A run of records

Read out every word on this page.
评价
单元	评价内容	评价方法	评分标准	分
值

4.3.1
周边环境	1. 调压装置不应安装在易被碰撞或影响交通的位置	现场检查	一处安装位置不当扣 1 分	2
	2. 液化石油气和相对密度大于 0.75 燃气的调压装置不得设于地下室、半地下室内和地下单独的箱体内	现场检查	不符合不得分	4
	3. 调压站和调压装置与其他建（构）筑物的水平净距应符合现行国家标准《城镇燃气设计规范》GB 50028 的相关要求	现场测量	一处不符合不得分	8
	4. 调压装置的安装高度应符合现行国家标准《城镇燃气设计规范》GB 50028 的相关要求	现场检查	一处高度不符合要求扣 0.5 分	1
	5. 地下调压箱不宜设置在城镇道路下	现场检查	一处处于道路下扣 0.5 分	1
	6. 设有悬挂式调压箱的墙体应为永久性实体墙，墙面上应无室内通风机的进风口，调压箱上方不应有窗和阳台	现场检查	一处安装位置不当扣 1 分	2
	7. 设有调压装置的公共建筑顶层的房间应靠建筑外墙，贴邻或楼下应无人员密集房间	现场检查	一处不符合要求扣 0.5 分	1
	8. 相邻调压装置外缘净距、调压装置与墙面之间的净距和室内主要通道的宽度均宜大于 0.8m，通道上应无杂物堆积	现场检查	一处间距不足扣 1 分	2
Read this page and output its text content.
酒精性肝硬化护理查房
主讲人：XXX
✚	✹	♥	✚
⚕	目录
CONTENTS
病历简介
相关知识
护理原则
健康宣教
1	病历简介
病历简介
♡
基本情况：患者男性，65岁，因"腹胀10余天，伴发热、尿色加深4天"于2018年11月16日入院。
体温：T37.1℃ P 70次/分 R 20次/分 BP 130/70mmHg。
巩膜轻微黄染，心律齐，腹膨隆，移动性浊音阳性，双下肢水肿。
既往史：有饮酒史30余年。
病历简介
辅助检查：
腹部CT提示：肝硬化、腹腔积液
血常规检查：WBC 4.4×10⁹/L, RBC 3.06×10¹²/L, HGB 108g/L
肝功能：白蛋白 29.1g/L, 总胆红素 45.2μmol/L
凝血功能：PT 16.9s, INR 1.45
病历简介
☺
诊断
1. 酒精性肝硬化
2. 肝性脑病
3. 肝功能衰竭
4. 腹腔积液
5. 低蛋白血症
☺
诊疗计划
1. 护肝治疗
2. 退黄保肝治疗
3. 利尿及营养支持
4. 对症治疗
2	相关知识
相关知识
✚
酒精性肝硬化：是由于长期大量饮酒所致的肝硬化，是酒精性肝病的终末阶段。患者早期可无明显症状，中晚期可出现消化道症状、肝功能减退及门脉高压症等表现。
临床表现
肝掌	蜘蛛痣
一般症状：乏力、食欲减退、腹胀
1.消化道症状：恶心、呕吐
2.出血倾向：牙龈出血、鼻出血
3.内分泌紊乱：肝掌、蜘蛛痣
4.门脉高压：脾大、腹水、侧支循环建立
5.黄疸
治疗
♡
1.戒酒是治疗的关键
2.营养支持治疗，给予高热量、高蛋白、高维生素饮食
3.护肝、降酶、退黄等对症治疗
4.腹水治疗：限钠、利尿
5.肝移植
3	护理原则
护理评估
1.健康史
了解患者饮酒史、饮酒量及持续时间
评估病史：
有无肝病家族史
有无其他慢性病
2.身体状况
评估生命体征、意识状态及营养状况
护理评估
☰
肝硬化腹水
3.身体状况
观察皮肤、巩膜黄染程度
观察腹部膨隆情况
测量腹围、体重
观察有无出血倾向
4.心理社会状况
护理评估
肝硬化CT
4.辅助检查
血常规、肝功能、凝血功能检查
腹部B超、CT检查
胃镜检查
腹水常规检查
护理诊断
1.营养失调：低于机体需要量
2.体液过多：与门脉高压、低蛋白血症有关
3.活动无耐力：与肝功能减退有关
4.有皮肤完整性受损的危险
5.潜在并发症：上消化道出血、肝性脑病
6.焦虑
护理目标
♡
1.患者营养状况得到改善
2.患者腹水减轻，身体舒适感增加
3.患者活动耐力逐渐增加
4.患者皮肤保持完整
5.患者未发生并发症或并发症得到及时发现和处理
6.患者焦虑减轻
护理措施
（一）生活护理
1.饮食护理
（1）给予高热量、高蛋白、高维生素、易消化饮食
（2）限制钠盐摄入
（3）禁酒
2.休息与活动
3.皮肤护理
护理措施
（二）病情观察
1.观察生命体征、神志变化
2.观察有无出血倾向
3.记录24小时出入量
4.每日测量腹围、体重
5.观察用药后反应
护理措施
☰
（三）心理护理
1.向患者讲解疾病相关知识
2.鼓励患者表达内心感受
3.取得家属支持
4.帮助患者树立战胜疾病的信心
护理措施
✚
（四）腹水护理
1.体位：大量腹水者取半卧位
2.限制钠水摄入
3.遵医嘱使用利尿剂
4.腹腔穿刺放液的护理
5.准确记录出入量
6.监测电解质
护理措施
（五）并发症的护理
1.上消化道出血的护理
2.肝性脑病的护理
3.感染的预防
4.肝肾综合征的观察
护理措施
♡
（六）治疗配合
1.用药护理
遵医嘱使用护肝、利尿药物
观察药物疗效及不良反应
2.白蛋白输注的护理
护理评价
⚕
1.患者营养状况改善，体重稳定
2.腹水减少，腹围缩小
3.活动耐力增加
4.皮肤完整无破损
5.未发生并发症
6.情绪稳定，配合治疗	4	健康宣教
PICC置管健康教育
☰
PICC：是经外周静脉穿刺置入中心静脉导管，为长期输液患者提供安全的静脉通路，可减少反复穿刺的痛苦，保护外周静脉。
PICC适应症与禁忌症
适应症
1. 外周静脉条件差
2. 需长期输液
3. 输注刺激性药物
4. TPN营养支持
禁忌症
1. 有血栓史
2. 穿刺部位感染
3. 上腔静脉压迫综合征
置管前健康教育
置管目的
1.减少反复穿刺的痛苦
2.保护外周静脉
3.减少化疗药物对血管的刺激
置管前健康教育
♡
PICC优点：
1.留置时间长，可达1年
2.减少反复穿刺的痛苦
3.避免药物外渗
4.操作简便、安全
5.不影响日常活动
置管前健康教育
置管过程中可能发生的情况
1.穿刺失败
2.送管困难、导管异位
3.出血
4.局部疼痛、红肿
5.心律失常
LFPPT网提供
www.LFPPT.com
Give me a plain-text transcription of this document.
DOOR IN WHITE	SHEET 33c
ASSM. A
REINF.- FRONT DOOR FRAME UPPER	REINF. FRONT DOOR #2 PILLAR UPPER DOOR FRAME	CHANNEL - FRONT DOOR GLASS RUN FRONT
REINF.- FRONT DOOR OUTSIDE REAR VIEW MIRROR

**Task prompt:**
In the records above, collect each line with "的相关要求".

**Answer for the task:**
	3. 调压站和调压装置与其他建（构）筑物的水平净距应符合现行国家标准《城镇燃气设计规范》GB 50028 的相关要求	现场测量	一处不符合不得分	8
	4. 调压装置的安装高度应符合现行国家标准《城镇燃气设计规范》GB 50028 的相关要求	现场检查	一处高度不符合要求扣 0.5 分	1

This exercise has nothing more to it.